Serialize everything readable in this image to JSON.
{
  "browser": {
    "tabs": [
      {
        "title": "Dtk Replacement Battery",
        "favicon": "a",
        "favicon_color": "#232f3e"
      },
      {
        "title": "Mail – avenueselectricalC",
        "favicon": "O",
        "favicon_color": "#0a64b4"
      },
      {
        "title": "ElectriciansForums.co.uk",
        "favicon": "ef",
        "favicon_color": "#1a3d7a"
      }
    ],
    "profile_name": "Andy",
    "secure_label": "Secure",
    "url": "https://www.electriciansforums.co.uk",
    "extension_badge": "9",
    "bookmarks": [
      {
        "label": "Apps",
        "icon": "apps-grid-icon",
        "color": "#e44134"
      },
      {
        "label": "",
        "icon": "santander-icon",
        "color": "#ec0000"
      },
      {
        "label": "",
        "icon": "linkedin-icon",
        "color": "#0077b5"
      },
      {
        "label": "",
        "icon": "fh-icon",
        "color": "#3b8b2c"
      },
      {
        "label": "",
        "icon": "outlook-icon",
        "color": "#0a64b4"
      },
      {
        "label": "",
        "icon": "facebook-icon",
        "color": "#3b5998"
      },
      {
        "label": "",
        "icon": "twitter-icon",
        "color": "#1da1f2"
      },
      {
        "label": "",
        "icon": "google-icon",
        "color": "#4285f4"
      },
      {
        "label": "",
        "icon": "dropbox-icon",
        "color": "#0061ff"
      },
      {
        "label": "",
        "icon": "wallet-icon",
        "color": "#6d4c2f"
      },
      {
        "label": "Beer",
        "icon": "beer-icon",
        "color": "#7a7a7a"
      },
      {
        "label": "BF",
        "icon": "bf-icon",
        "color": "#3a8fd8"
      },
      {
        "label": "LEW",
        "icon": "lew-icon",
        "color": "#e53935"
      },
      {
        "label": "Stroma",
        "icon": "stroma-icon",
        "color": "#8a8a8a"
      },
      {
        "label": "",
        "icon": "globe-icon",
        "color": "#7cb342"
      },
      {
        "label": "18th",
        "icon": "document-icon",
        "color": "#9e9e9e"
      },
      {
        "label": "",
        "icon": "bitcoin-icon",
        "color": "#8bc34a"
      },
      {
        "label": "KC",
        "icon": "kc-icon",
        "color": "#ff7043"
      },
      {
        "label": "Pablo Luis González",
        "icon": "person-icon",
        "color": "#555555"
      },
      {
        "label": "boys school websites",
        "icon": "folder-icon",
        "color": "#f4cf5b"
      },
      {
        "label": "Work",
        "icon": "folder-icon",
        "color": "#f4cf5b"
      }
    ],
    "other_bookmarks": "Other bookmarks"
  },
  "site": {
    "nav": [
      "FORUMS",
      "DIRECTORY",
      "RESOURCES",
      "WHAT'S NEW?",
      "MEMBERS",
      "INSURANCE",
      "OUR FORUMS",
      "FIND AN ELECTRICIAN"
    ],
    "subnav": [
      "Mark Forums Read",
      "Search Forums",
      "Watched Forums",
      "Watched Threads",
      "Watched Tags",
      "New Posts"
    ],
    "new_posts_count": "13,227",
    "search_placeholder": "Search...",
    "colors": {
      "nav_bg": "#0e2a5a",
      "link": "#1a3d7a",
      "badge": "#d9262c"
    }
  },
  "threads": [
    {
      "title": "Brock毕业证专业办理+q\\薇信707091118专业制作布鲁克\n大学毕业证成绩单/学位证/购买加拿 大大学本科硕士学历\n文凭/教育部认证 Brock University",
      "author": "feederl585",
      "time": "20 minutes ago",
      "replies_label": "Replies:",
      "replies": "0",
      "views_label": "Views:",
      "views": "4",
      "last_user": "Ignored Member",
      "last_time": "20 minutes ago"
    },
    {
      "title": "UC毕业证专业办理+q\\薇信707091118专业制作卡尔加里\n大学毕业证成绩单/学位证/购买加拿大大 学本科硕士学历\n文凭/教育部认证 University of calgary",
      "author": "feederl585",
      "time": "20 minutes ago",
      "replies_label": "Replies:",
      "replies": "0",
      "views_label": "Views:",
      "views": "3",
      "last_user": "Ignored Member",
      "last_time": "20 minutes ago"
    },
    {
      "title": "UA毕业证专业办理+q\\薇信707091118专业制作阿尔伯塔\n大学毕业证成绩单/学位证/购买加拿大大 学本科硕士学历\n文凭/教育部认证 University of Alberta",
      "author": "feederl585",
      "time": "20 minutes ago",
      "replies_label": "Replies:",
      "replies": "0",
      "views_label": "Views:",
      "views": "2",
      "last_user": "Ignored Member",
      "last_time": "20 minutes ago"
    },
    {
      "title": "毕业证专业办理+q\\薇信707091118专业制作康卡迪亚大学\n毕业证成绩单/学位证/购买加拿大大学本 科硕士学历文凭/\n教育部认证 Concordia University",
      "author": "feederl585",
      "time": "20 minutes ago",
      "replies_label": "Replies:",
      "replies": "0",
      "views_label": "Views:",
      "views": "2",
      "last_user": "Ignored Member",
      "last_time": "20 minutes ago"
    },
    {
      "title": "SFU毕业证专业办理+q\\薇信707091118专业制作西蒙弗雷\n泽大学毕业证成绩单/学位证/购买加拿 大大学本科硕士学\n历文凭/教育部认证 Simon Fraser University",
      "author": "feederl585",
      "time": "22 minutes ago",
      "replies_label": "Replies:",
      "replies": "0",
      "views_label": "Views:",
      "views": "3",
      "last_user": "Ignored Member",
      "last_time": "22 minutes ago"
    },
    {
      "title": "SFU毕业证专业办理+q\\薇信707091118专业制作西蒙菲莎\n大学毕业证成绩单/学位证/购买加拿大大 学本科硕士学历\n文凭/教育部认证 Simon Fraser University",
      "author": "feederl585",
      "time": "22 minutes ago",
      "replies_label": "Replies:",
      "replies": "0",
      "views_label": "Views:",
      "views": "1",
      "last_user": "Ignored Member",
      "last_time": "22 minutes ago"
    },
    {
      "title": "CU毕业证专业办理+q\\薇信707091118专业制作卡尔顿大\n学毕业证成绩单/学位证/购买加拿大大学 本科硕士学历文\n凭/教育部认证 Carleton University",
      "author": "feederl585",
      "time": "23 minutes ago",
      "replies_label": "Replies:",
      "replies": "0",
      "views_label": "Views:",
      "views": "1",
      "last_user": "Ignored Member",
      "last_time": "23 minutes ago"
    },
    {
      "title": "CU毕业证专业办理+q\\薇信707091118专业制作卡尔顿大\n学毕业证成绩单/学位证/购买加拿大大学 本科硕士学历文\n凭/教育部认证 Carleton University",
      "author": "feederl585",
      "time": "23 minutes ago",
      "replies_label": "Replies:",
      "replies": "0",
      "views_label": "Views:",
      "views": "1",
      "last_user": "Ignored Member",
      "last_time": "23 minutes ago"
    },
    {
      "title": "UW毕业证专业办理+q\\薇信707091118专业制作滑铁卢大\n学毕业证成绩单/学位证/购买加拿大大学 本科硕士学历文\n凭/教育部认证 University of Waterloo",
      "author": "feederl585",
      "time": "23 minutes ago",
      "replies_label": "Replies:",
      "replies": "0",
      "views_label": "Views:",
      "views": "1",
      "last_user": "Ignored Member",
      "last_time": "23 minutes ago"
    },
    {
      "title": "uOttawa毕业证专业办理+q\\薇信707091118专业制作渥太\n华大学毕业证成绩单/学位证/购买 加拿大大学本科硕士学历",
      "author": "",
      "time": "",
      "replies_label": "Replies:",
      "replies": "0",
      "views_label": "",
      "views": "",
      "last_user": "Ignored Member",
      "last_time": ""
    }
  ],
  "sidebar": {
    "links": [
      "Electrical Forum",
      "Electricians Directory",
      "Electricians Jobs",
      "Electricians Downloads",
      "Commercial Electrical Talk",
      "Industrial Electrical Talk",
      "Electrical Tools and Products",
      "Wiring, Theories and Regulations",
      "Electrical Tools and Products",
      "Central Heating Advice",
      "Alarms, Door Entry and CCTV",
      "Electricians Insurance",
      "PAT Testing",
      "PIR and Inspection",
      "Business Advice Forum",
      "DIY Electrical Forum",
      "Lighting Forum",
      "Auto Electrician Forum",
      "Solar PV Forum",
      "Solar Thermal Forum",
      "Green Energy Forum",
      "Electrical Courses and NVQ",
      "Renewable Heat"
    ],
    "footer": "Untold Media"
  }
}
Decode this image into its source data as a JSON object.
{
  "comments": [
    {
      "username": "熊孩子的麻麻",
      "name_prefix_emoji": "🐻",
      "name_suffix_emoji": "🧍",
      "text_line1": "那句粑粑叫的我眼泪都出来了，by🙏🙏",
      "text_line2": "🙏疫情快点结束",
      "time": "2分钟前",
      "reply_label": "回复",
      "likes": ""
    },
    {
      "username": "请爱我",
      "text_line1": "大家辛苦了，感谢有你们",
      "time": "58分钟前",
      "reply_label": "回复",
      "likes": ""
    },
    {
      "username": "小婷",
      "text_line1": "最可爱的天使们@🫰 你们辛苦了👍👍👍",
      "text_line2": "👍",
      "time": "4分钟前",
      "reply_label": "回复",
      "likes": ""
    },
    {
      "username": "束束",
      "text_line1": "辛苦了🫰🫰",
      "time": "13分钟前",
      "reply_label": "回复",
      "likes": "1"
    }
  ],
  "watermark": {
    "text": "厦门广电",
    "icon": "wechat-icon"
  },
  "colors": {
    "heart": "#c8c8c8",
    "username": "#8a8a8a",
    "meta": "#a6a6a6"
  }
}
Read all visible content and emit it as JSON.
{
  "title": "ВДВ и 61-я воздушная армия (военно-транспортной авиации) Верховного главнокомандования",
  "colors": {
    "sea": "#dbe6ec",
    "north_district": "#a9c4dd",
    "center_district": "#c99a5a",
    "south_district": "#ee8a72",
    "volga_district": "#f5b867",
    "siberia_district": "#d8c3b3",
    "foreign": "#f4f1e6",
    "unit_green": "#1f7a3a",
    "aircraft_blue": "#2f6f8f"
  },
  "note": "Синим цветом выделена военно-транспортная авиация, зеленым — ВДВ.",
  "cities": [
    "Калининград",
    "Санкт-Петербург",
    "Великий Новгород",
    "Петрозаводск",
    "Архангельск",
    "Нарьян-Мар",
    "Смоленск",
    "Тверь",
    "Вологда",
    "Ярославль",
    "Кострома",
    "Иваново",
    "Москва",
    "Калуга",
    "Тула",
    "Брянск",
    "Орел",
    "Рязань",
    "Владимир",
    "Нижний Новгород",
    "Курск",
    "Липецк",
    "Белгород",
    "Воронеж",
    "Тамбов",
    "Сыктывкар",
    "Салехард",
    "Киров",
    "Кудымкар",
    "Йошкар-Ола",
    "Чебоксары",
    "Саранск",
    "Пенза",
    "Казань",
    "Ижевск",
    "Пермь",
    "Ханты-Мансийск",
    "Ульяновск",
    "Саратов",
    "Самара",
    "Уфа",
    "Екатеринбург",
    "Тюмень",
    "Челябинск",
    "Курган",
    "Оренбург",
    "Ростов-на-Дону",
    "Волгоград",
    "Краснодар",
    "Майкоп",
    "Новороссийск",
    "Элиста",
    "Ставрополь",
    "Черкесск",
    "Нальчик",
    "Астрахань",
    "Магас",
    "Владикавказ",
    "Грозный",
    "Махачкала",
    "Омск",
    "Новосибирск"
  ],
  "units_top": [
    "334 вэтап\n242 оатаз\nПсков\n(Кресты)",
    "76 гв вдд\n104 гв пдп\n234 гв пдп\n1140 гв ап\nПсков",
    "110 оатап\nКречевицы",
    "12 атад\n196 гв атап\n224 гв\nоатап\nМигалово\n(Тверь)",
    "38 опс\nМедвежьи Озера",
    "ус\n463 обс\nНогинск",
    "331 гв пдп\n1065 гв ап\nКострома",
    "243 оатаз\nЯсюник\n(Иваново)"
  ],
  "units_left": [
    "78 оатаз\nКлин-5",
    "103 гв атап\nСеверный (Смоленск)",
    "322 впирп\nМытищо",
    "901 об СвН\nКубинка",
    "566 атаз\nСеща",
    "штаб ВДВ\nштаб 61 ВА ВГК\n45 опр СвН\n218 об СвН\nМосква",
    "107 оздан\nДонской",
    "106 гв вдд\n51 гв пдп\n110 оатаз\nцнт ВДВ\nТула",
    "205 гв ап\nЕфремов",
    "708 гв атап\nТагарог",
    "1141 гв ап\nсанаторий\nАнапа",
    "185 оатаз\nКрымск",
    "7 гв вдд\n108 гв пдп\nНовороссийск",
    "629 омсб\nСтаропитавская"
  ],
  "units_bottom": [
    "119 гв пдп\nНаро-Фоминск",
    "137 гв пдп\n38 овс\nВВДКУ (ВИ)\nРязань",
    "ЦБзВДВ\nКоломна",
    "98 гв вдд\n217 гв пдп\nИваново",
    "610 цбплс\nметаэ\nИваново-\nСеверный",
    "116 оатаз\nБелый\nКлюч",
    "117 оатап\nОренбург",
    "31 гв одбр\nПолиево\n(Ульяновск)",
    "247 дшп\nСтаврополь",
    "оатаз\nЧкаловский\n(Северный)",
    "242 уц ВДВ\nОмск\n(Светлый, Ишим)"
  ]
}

-*-

Exercise aim -
Report each line of the material above where the word "Fraser" appears.

Complete answer -
      "title": "SFU毕业证专业办理+q\\薇信707091118专业制作西蒙弗雷\n泽大学毕业证成绩单/学位证/购买加拿 大大学本科硕士学\n历文凭/教育部认证 Simon Fraser University",
      "title": "SFU毕业证专业办理+q\\薇信707091118专业制作西蒙菲莎\n大学毕业证成绩单/学位证/购买加拿大大 学本科硕士学历\n文凭/教育部认证 Simon Fraser University",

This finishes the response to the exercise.